• _PROBLEM TO SOLVE_
Find the string "两种文化" in the entries and copy each line that has it.

[Data records]
※ ※ ※
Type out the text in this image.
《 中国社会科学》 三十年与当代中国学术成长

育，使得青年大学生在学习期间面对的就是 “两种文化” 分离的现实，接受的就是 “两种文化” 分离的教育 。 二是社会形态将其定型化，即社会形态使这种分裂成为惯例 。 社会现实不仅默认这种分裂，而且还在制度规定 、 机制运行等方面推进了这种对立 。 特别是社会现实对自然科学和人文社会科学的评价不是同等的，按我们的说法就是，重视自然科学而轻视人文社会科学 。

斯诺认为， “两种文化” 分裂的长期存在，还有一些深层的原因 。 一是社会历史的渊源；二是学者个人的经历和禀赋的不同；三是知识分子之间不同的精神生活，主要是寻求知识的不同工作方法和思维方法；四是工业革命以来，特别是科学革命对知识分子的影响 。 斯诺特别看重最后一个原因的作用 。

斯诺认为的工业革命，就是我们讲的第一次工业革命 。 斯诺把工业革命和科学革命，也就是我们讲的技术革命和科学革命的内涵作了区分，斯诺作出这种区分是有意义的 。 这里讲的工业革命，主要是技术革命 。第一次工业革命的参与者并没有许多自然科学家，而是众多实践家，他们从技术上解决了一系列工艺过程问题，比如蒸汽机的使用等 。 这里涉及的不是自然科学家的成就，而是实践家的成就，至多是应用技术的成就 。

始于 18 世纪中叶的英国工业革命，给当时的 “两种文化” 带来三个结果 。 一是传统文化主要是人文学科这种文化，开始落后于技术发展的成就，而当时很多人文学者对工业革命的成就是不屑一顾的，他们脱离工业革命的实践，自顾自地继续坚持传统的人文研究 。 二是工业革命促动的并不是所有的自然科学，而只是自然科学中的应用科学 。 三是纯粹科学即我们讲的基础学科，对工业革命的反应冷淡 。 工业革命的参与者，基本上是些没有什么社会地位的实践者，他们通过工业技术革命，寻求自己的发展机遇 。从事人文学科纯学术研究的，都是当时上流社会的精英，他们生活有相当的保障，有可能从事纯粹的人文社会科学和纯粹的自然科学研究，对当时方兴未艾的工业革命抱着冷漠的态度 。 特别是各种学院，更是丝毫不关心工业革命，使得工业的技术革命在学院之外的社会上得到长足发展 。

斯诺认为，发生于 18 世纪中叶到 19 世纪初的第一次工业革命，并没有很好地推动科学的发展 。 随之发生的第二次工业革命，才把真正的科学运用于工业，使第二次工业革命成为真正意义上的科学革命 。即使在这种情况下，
※ ※ ※
• _EXERCISE RESPONSE_
育，使得青年大学生在学习期间面对的就是 “两种文化” 分离的现实，接受的就是 “两种文化” 分离的教育 。 二是社会形态将其定型化，即社会形态使这种分裂成为惯例 。 社会现实不仅默认这种分裂，而且还在制度规定 、 机制运行等方面推进了这种对立 。 特别是社会现实对自然科学和人文社会科学的评价不是同等的，按我们的说法就是，重视自然科学而轻视人文社会科学 。
斯诺认为， “两种文化” 分裂的长期存在，还有一些深层的原因 。 一是社会历史的渊源；二是学者个人的经历和禀赋的不同；三是知识分子之间不同的精神生活，主要是寻求知识的不同工作方法和思维方法；四是工业革命以来，特别是科学革命对知识分子的影响 。 斯诺特别看重最后一个原因的作用 。
始于 18 世纪中叶的英国工业革命，给当时的 “两种文化” 带来三个结果 。 一是传统文化主要是人文学科这种文化，开始落后于技术发展的成就，而当时很多人文学者对工业革命的成就是不屑一顾的，他们脱离工业革命的实践，自顾自地继续坚持传统的人文研究 。 二是工业革命促动的并不是所有的自然科学，而只是自然科学中的应用科学 。 三是纯粹科学即我们讲的基础学科，对工业革命的反应冷淡 。 工业革命的参与者，基本上是些没有什么社会地位的实践者，他们通过工业技术革命，寻求自己的发展机遇 。从事人文学科纯学术研究的，都是当时上流社会的精英，他们生活有相当的保障，有可能从事纯粹的人文社会科学和纯粹的自然科学研究，对当时方兴未艾的工业革命抱着冷漠的态度 。 特别是各种学院，更是丝毫不关心工业革命，使得工业的技术革命在学院之外的社会上得到长足发展 。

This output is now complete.